[Action item]:
Report all lines below with the word "Schwann".

Data entries:
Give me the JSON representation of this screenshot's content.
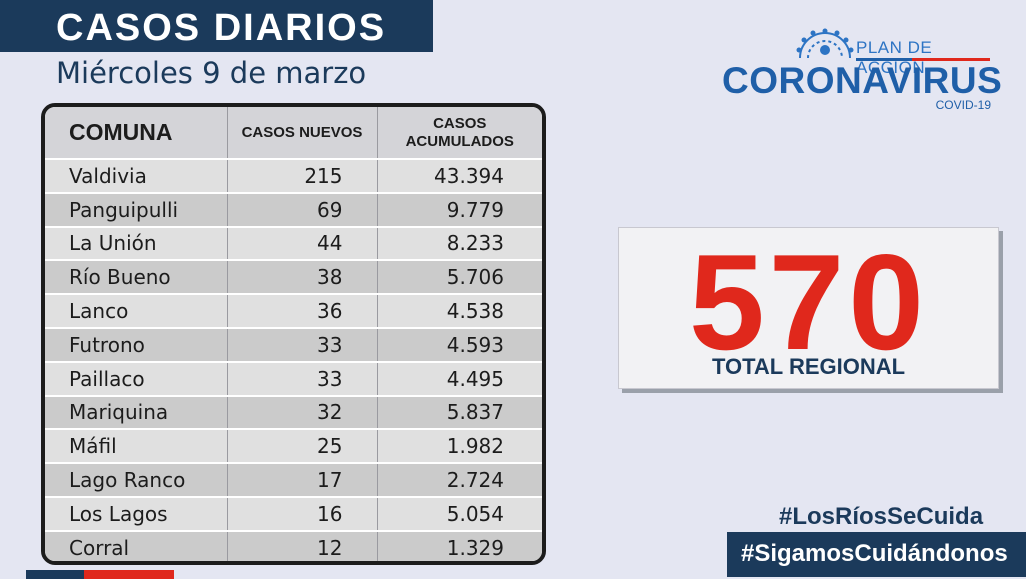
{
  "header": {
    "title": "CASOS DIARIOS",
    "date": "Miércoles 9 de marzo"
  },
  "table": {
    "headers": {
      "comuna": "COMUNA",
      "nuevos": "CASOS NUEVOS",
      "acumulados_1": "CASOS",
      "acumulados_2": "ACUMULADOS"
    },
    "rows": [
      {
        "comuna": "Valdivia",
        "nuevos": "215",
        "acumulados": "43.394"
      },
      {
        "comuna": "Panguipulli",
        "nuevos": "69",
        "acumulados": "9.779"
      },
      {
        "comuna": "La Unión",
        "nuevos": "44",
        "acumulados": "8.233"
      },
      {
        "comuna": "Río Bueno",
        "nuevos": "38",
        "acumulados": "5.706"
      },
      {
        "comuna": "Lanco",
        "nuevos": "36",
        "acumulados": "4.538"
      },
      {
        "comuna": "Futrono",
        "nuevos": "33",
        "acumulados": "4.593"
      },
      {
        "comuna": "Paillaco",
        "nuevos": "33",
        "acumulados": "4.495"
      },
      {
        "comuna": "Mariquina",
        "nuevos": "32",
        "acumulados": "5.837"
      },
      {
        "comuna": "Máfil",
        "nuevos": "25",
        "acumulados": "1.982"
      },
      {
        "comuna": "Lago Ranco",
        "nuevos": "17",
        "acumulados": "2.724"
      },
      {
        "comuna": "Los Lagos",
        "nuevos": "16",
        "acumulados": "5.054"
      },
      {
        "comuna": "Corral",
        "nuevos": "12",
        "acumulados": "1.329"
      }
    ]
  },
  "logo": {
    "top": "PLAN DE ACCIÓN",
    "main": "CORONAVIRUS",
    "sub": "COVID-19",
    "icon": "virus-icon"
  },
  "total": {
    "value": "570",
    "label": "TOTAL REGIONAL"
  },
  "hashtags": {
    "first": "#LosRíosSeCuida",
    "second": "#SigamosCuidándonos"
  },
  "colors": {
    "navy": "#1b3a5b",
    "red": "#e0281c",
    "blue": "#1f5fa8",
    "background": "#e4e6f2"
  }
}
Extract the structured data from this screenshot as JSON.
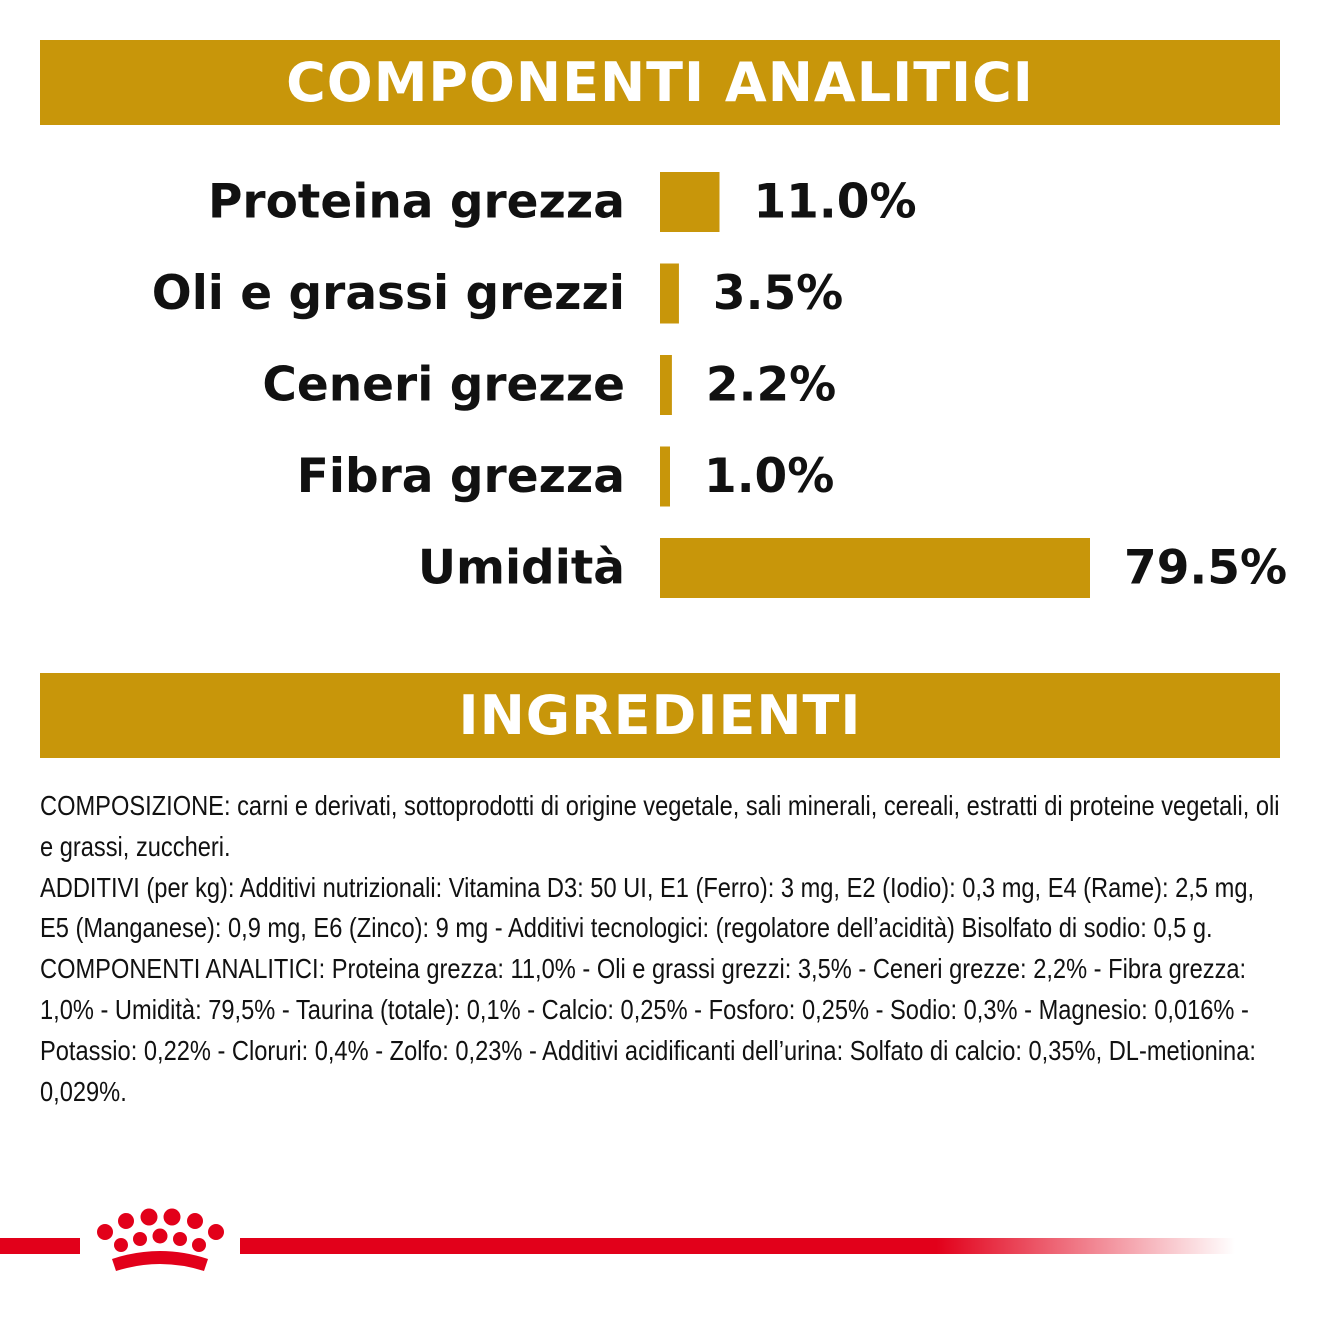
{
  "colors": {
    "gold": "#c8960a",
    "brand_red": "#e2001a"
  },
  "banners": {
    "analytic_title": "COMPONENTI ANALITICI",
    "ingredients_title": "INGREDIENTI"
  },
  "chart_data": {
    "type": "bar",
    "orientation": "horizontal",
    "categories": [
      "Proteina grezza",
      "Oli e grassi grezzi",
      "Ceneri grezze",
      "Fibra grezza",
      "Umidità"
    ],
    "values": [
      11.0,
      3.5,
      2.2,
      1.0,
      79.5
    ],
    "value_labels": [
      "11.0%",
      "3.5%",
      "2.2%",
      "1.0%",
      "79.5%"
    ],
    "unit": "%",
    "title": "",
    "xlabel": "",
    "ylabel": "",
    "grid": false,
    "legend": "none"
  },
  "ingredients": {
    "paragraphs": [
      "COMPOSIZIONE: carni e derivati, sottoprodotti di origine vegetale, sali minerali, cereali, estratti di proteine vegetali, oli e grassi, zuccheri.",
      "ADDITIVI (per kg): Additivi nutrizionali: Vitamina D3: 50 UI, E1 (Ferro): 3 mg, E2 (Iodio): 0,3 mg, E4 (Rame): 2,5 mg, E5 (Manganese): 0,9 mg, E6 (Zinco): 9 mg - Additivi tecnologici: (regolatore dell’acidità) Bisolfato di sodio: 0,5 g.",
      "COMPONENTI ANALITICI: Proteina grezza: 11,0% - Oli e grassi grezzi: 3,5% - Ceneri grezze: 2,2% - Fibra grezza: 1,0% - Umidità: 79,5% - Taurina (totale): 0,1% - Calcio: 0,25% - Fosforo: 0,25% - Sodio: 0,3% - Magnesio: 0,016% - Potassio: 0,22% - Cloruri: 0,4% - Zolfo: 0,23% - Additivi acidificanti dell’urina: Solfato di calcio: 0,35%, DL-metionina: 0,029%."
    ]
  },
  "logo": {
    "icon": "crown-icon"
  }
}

---

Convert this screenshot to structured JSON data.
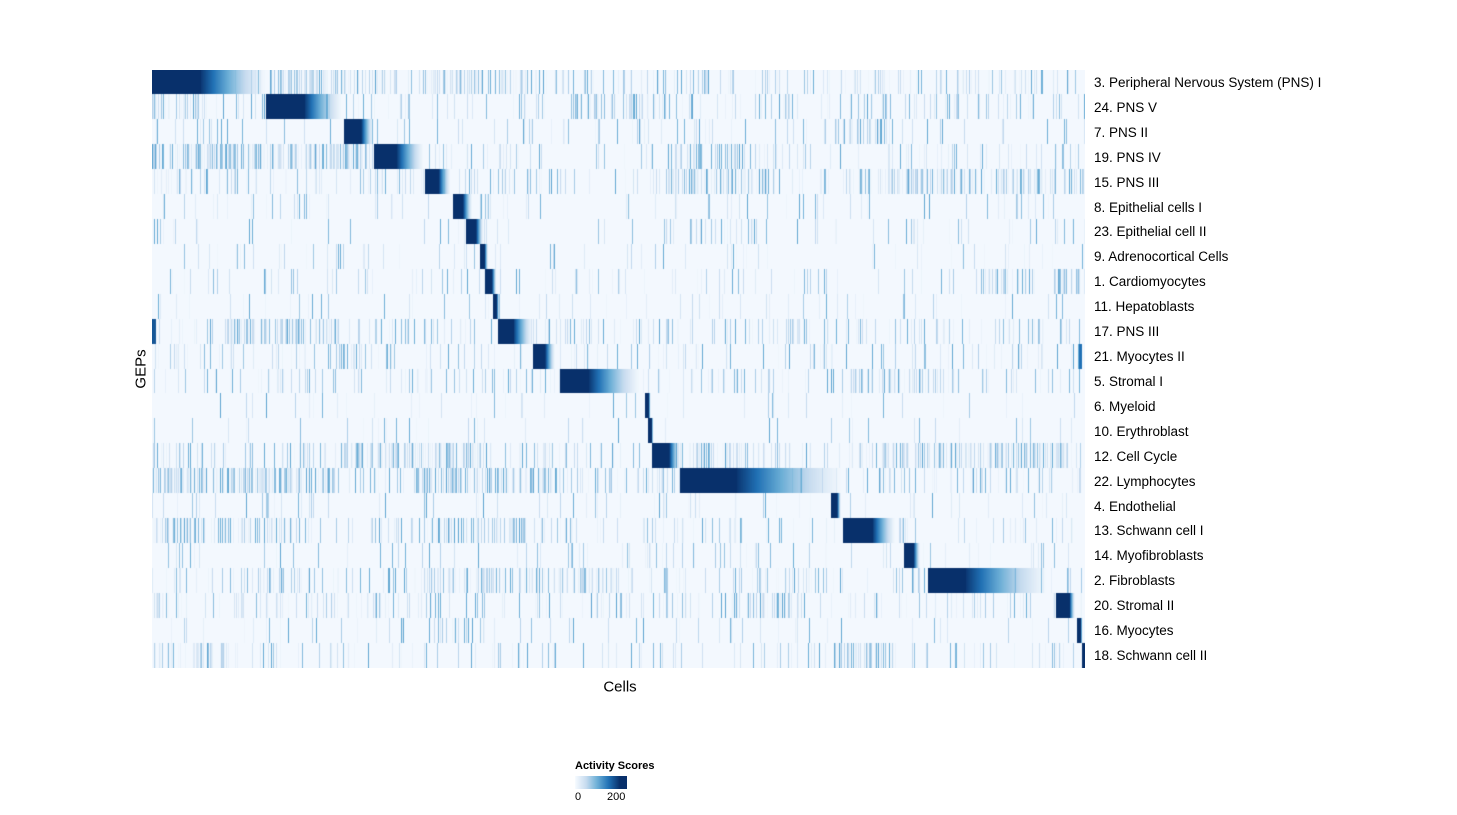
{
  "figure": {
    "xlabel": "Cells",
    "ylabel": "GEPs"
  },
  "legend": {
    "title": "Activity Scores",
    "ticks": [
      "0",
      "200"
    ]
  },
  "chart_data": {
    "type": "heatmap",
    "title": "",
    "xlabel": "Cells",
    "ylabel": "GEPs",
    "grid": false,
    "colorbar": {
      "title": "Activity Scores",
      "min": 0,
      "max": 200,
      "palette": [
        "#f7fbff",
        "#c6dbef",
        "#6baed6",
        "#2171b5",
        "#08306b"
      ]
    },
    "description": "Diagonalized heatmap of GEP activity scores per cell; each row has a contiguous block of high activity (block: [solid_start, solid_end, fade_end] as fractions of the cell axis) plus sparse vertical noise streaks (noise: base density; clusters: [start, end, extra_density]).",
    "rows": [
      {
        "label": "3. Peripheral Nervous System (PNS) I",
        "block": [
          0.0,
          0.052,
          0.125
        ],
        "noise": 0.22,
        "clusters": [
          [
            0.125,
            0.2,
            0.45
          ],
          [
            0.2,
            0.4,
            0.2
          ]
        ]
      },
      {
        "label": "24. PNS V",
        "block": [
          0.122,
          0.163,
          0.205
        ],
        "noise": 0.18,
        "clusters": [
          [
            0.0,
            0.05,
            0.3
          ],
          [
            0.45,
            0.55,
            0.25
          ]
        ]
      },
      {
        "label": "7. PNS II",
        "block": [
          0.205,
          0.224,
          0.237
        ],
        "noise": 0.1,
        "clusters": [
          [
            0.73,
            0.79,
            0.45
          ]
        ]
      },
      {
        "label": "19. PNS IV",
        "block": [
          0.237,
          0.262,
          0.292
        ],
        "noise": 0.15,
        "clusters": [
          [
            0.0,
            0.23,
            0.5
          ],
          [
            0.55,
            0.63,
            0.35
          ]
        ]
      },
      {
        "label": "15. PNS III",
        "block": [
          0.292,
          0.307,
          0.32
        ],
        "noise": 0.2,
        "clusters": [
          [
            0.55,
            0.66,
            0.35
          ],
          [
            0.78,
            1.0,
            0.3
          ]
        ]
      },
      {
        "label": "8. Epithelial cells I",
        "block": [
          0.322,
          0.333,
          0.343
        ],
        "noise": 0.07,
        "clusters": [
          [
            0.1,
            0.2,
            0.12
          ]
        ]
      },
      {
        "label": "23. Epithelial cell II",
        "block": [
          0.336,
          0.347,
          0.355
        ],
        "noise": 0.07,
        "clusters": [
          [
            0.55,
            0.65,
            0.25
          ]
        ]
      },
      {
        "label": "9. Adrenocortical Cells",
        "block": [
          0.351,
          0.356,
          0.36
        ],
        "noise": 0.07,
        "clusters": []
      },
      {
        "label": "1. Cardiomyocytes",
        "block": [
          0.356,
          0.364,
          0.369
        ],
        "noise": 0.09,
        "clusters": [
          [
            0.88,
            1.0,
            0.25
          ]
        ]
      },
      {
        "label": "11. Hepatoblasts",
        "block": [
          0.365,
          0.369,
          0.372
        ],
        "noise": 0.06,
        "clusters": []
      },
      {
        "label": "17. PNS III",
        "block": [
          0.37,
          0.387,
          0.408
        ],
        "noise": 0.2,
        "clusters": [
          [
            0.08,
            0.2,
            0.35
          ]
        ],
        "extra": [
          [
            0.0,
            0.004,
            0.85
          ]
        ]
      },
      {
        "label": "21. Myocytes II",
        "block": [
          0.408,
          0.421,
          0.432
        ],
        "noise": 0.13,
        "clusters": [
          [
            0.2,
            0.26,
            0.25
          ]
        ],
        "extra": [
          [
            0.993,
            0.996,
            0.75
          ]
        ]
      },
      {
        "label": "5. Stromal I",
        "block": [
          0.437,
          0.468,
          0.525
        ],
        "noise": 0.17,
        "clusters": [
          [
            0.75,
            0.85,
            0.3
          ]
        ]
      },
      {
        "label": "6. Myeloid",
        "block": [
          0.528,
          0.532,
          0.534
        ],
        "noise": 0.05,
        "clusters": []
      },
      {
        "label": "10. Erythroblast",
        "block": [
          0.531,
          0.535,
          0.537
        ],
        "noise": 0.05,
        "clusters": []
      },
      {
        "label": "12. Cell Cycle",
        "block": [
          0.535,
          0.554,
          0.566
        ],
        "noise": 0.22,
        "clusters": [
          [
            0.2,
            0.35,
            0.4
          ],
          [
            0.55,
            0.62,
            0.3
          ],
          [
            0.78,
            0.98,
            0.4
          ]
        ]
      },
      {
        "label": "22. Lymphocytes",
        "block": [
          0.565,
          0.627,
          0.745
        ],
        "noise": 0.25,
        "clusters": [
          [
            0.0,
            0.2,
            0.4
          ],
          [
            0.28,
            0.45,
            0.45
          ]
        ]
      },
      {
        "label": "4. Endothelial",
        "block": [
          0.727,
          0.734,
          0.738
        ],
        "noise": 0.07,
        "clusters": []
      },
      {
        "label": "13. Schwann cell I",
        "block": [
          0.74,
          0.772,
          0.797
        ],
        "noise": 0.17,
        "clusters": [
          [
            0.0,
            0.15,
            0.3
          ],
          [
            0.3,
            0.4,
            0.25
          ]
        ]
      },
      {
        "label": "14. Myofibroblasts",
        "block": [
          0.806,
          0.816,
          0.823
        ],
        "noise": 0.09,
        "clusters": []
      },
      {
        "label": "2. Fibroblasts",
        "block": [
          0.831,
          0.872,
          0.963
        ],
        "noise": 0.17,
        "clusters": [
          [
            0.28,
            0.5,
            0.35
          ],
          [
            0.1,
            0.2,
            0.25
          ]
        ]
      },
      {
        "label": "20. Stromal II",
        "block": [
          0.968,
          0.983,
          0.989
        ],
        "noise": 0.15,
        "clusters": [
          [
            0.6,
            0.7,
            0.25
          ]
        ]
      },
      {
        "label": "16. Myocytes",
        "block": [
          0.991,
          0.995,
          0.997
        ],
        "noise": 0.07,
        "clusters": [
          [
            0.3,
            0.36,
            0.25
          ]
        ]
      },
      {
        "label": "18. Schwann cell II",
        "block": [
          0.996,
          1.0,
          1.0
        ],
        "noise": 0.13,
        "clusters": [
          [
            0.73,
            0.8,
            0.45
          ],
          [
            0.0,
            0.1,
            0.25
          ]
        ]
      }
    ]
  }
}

[Solution to this exercise]:
        "label": "13. Schwann cell I",
        "label": "18. Schwann cell II",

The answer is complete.